● **Exercises to complete**:
a - In the thread on distributed file systems, rewrite the passage between "Each identifier is" and "seemingly doesn't do.", inclusive, replacing "Seaweed" with "SeaweedFS".
b - The thread on distributed file systems names several distributed file system architectures, each with an example system in parentheses. List every such architecture along with its example.
c - Write what comes next in the thread on distributed file systems, picking up after its final sentence.

Their architecture descriptions starts with a strawman:
> Usually distributed file systems split each file into chunks, a central master keeps a mapping of filenames, chunk indices to chunk handles, and also which chunks each chunk server has.
> The main drawback is that the central master can't handle many small files efficiently, and since all read requests need to go through the chunk master, so it might not scale well for many concurrent users.
The chunk server architecture has been first put into production with the Google File System AFAIK. And it has been designed specifically for large files (what search needed at that time). So no surprise.
But that's only one architecture for a DFS. There are also block-based DFS (like GPFS),
object-based DFS (Lustre.), cluster file systems (OCFS), and other architectures. They exhibit other characteristics.
Telling from the architecture and Wiki, it does not seem to be a file system at its core, but an object store with a file translation layer. One of the core problems of this approach is that in-place updates usually mean read-modify-write (if the object store has immutable objects, like most have, with Ceph being a notable exception).
From the replication page:
> If one replica is missing, there are no automatic repair right away. This is to prevent over replication due to transient volume sever failures or disconnections. In stead, the volume will just become readonly. For any new writes, just assign a different file id to a different volume.
This sounds like the architecture and implementation is still pretty basic. Distributed storage without redundancy (working redundancy!) is not that interesting.
Sorry to be that critical (great that someone writes a distributed file system!), but I think it is important to add some context. And the seaweed auther seems to have problems with bold statements either...
Disclaimer: I also work on a distributed file system (with unified access via S3 ;)
There are actually no limit for blob size. The clients decide the blob size. It is limited by available memory and concurrency.
By default, the filer client uses 8MB.
Each identifier is as <volume_id, file_key, cookie>. With volume_id, you can locate the volume server. So the volumes are portable and can be moved around.
For a distributed filesystem's redundancy to be working in my book, it has to actually be able to reconstruct itself after unavailability/failure, which Seaweed seemingly doesn't do.

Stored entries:
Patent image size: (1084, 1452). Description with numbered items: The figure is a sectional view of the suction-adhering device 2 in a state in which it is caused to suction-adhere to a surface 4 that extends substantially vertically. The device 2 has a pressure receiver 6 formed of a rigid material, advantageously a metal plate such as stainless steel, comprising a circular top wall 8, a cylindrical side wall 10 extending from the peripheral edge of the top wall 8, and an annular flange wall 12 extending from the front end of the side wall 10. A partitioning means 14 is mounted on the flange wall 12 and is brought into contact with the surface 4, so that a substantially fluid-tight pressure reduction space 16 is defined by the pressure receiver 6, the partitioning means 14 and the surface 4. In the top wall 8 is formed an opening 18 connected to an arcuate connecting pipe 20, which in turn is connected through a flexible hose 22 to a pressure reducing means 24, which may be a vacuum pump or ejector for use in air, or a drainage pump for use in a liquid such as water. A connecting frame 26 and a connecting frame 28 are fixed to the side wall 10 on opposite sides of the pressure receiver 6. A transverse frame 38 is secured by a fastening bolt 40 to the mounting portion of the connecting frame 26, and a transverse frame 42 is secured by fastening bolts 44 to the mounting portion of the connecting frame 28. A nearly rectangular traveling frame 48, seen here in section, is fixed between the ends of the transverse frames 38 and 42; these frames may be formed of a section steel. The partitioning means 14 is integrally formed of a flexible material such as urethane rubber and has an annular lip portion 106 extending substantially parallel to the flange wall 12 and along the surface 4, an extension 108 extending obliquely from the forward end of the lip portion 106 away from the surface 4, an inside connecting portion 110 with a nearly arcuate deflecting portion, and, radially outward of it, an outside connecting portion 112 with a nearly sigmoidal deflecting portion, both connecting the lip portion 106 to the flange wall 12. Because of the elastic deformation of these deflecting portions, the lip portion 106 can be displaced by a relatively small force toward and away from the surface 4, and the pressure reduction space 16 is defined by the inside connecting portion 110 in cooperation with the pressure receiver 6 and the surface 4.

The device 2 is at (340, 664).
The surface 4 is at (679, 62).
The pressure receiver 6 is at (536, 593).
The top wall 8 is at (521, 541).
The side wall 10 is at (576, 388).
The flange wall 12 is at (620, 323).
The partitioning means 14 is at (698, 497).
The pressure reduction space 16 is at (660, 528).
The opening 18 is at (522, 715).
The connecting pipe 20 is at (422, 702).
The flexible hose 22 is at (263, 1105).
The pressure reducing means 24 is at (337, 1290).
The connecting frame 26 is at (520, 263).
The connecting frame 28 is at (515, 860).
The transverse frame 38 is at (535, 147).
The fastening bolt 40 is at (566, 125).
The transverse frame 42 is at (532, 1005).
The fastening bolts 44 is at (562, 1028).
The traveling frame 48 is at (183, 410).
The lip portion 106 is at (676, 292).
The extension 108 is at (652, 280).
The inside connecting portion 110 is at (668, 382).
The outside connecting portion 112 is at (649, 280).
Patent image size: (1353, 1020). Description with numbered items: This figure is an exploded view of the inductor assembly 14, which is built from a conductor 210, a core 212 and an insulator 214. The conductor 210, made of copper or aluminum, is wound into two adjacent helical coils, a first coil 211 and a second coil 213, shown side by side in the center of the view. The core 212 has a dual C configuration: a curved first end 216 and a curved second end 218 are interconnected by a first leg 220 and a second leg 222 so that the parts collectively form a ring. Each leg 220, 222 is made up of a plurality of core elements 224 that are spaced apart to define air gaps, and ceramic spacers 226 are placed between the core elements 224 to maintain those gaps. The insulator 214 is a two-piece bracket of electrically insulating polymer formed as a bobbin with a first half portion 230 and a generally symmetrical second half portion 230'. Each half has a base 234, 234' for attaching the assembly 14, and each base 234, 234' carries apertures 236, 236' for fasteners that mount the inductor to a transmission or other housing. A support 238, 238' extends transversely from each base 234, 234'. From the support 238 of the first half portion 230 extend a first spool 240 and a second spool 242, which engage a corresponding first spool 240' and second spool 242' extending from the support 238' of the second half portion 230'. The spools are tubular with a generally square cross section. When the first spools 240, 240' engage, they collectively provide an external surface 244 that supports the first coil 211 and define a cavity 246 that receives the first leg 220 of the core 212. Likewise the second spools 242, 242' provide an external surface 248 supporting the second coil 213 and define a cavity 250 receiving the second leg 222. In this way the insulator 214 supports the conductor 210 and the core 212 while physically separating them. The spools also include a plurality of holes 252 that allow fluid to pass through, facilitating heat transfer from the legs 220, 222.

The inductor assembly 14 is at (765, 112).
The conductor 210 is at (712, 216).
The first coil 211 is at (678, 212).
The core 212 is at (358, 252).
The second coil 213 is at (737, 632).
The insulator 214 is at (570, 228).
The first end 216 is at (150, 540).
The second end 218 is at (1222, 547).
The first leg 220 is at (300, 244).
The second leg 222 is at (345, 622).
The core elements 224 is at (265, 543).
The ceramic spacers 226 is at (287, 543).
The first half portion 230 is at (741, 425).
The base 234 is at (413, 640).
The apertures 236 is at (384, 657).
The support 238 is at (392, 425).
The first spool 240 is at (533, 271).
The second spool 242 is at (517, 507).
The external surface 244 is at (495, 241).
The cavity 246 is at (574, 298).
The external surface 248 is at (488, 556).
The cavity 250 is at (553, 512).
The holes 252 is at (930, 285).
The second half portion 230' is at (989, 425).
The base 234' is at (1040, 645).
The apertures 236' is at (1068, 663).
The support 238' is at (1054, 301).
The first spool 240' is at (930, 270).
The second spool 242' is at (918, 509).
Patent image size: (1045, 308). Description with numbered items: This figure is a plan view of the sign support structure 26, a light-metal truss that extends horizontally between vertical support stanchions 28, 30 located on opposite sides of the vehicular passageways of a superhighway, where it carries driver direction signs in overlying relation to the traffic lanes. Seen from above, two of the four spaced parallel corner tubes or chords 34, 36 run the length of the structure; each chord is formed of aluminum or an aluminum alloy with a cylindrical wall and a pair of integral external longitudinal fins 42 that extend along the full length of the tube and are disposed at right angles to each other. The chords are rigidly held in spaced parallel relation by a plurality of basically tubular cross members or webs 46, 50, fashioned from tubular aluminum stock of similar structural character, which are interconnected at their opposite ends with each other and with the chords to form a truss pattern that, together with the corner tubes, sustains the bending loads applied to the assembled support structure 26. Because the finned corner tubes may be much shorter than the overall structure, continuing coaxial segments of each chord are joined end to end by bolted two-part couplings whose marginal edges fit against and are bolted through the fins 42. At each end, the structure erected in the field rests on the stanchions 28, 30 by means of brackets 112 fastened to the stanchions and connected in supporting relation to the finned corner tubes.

● **Outputs by task**:
a -
Each identifier is as <volume_id, file_key, cookie>. With volume_id, you can locate the volume server. So the volumes are portable and can be moved around.
For a distributed filesystem's redundancy to be working in my book, it has to actually be able to reconstruct itself after unavailability/failure, which SeaweedFS seemingly doesn't do.

b -
- Block-based DFS: GPFS
- Object-based DFS: Lustre
- Cluster file systems: OCFS

c -
Additionally, something more complex than N-replication (eg. M.N erasure coding) is also a strong 'redundancy working' requirement for me.
a) I wonder in which sense HDFS was ever the most popular DFS. You could argue that it is not even a DFS, because it is not a general purpose / POSIX file system. In 2012 there was Lustre, GlusterFS, GPFS, ... Not many DFS were built since 2012.
b) It is completely unclear how the replication works, and which properties it has (split-brain safe?). From what it states (see citation), the "repair" is not automatic.
a) you are right. I was not in storage field.
b) During writes, the strong consistency is required. The repair is by admin scripts, not by the data node themselves. This is to keep data nodes simple and scalable. You can also run the repair scripts at the "safe" time.
Evercam has used Seaweed for a few years. We've 1344TB of mostly jpegs and use the filer for folder structure. It's worked well for us, especially with low cost Hetzner SX boxes. I'd echo other people's positive comments about the maintainer's responsiveness & support. Happy to (try and) answer questions.
we don't use any replication, Also in almost 5 years we only had one server crash which was due to file-system corruption, and we overcome that as well, it was a few leveldb files which got corrupt due to which the whole XFS file-system was went down, but we recovered it. Just one drawback was: We never used the same filer for saving files, and Get speed was also quite slow on that one, but with time, the volume compaction and vacuum, everything works fine on GET requests.
If Oracle wins the Supreme Court case against Google, aren't all these "like S3" or S3 API compatible solutions (whether block storage competitors or file systems) at risk?
My suggestion don’t rely too much on S3 API after this ruling and better to have seaweedfs API as primary interface, until Amazon S3 release their API interface as true open source with right to modify for one’s own use.
This is one of the biggest problems with Java, it’s free but not open source (Eric Raymond has been fighting this for a while now that free does not mean open source). Oracle can come after anyone using Java if there is substantial money to be made.
So Java is only free as long as money keeps coming in for Oracle, once it dries like for SCO, they will go after anyone using Java API to extract money.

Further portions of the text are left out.